Collected data:
------------------------------------

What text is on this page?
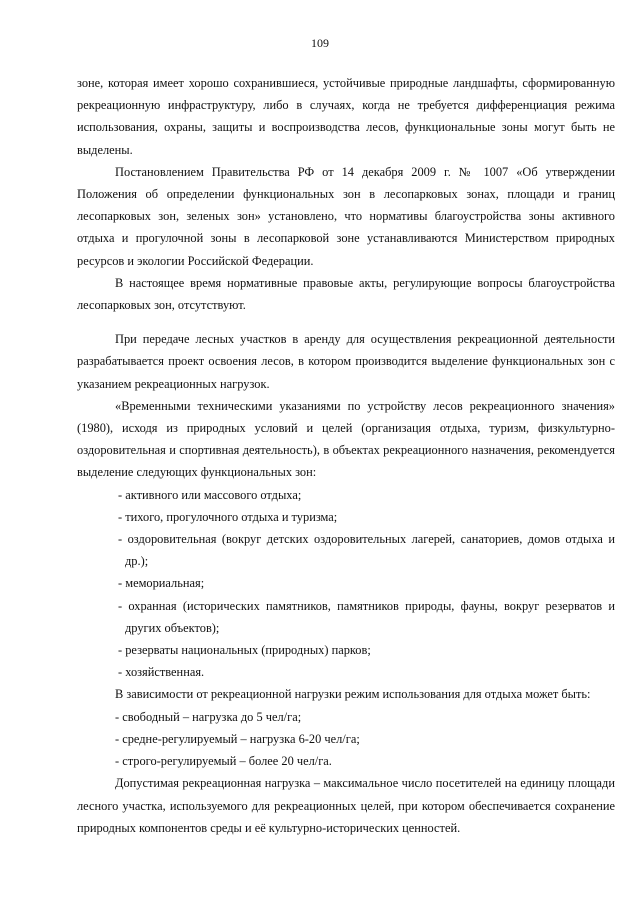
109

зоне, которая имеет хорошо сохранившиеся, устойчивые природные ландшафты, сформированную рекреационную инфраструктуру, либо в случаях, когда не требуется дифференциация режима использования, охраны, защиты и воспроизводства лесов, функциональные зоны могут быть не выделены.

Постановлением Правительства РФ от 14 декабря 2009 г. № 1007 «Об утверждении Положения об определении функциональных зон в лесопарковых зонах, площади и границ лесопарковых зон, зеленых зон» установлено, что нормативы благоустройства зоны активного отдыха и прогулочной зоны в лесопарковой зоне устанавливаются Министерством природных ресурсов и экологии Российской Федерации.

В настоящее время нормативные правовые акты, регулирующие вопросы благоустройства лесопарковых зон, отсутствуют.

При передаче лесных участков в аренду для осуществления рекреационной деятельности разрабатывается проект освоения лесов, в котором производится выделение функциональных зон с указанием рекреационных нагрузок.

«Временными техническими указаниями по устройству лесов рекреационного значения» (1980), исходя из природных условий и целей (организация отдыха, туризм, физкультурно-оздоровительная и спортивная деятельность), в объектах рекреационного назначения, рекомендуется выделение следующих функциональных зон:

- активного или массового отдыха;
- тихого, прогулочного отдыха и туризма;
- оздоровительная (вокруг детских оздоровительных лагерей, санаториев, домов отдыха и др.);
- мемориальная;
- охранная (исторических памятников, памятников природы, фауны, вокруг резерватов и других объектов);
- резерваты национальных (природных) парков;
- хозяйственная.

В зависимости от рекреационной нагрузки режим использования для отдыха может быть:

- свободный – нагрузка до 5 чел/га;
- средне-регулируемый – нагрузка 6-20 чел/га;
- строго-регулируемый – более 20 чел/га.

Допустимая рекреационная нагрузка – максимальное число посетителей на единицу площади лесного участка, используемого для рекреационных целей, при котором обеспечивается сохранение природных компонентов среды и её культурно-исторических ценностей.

------------------------------------

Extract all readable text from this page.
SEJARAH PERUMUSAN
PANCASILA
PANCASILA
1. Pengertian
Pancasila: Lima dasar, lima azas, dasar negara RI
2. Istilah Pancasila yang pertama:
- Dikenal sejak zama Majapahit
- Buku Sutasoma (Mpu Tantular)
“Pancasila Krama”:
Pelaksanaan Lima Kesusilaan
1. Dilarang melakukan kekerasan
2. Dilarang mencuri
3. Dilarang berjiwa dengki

------------------------------------

Aim:
Which lines contain the word "рекреационных"? Copy each of them.

The output:
При передаче лесных участков в аренду для осуществления рекреационной деятельности разрабатывается проект освоения лесов, в котором производится выделение функциональных зон с указанием рекреационных нагрузок.
Допустимая рекреационная нагрузка – максимальное число посетителей на единицу площади лесного участка, используемого для рекреационных целей, при котором обеспечивается сохранение природных компонентов среды и её культурно-исторических ценностей.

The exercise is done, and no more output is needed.